▶ **What you should do**:
Looking at the listing, state how many of its lines contain the string "GOVERNI". Write only the number.

(Rows from a figure dataset)

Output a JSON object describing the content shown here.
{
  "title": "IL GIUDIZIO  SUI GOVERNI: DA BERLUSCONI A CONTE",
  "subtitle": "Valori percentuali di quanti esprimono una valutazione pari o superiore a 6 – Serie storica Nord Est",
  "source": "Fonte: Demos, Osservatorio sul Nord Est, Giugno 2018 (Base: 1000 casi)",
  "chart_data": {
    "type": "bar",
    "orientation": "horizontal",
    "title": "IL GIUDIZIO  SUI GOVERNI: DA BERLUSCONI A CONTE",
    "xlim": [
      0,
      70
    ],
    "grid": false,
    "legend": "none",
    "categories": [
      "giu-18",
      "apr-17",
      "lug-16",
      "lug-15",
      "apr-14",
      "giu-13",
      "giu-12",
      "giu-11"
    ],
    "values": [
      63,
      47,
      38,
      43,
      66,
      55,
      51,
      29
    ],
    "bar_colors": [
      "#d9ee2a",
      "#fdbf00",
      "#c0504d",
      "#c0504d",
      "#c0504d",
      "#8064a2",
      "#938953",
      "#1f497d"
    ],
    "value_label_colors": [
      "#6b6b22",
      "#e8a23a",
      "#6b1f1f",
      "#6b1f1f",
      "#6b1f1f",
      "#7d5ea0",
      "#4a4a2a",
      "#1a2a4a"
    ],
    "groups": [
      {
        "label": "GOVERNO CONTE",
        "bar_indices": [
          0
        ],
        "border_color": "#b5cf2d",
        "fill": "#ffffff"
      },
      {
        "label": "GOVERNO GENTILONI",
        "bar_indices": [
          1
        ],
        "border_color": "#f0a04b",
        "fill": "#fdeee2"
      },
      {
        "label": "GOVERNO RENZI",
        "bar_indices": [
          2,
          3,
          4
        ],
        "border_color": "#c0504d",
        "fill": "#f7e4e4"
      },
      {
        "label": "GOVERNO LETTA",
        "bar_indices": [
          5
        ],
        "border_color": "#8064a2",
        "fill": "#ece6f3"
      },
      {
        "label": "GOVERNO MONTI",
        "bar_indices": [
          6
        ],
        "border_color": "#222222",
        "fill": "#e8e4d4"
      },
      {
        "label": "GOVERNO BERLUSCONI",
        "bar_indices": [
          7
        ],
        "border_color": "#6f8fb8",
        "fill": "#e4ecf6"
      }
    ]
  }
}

▶ **Full output**:
2